Приведённый отрывок:
Он продолжал писать, хотя и не печатался. За годы отсутствия на публике он, пожалуй, совершенно разочаровался в громе литавр и бубнов. Некоторые стихотворения этих лет вообще кажутся не принадлежащими ему.
С 1855 года Бенедиктова вновь стали охотно печатать в журналах. Но читатели его не узнали. Многие не хотели верить, что раскованный, живой неподцензурный перевод «Собачьего пира» Барбье сделал тот самый Бенедиктов, певец кудрей.
Бенедиктов опубликовал несколько стихотворений, в которых выражал надежды на лучшее и связывал их с фигурой нового царя. В его стихах появились социальные мотивы – и советское литературоведение совершенно напрасно расценивало это как попытку перекраситься, следовать моде; и ощущение духоты, и стремление к свободе – это не дань моде, а почти физические ощущения и желания. Современники не видели в удивительных бенедиктовских переменах никакой мимикрии – это было общим настроением.

Предоставленные записи:
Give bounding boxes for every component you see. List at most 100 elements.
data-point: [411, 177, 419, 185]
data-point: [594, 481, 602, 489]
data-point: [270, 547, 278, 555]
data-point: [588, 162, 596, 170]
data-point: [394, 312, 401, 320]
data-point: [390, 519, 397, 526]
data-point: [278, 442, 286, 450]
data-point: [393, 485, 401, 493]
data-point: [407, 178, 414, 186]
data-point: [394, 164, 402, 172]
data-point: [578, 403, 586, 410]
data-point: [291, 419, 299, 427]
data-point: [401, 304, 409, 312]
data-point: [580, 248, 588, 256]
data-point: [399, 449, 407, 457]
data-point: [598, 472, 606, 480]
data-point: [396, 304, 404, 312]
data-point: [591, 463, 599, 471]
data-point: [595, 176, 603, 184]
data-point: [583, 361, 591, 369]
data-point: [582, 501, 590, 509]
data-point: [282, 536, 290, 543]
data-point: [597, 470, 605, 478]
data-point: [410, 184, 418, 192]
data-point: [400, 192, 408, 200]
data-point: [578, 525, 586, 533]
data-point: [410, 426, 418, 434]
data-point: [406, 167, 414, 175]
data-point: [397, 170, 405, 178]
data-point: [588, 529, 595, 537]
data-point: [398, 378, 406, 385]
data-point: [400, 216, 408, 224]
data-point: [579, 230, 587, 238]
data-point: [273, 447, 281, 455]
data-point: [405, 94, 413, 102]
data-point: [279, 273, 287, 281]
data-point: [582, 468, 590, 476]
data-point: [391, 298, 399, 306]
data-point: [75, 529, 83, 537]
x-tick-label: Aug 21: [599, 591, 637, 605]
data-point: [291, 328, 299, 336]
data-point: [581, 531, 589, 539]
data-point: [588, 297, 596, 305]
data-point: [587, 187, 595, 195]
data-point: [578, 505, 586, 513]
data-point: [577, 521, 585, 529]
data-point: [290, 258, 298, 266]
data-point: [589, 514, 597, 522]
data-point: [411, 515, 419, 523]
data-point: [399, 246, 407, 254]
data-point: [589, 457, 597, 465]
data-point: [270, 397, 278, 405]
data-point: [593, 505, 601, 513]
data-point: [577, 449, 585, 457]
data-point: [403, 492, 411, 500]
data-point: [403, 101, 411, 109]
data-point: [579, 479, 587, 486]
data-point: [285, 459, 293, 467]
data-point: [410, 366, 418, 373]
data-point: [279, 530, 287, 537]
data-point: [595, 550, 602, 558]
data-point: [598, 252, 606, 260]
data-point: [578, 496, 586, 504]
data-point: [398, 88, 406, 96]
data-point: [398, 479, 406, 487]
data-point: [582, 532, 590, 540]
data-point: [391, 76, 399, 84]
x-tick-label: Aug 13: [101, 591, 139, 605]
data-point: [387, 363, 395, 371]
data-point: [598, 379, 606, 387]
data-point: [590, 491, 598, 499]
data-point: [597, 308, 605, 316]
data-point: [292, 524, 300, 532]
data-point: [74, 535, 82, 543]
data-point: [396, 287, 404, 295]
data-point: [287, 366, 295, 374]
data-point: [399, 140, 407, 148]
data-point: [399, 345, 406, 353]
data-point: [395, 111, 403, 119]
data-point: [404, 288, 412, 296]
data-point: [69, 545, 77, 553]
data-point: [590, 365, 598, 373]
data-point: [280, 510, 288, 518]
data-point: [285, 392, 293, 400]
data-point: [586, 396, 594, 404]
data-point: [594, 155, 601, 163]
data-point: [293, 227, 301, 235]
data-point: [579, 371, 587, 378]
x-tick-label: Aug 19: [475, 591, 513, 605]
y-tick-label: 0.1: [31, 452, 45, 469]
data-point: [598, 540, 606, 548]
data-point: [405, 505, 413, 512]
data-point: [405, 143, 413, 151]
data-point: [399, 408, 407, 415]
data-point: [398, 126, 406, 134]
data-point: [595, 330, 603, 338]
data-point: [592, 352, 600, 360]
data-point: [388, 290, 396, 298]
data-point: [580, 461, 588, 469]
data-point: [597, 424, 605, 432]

Задание 1:
С какого года Бенедиктова вновь стали охотно печатать в журналах, судя по отрывку о Бенедиктове?
Задание 2:
Перепишите отрывок о Бенедиктове от слов «С 1855 года» до слов «было общим настроением.», поставив «альманахах» вместо «журналах».
Задание 3:
Продолжите отрывок о Бенедиктове, начав сразу после его последнего предложения.

Ответ 1:
С 1855 года.

Ответ 2:
С 1855 года Бенедиктова вновь стали охотно печатать в альманахах. Но читатели его не узнали. Многие не хотели верить, что раскованный, живой неподцензурный перевод «Собачьего пира» Барбье сделал тот самый Бенедиктов, певец кудрей.
Бенедиктов опубликовал несколько стихотворений, в которых выражал надежды на лучшее и связывал их с фигурой нового царя. В его стихах появились социальные мотивы – и советское литературоведение совершенно напрасно расценивало это как попытку перекраситься, следовать моде; и ощущение духоты, и стремление к свободе – это не дань моде, а почти физические ощущения и желания. Современники не видели в удивительных бенедиктовских переменах никакой мимикрии – это было общим настроением.

Ответ 3:
Бенедиктов ищет себя, экспериментирует с лексикой, мелодикой, интонацией. Например, «Горемычная» по звучанию почти совершенно некрасовская, да и по содержанию (жена ждет мужа-игрока домой, а он заигрался и не идет) – тоже. Это тем более удивительно, что в своем первом сборнике, «Мечты и звуки», Некрасов безудержно подражал Бенедиктову; потом, когда его собственный поэтический голос уже окреп, находил у Бенедиктова «непостижимое сочетание дарования (не подверженного ни малейшему сомнению) с невероятным отсутствием вкуса». Впрочем, история отношений Некрасова и Бенедиктова длиннее и сложнее: взаимный интерес, взаимное недоверие, взаимные претензии.
Молодежь восхищалась стихотворением Бенедиктова «К новому поколению» с поразительным рефреном «Шагайте через нас»:
Шагайте через нас! Вперед! Прибавьте шагу!
Дай бог вам добрый путь! Спешите! Дорог час.
Отчизны, милой нам, ко счастию, ко благу
Шагайте через нас!
<…>
И если мы порой на старине с упорством
Стоим и на ходу задерживаем вас
Своим болезненным, тупым противоборством –
Шагайте через нас!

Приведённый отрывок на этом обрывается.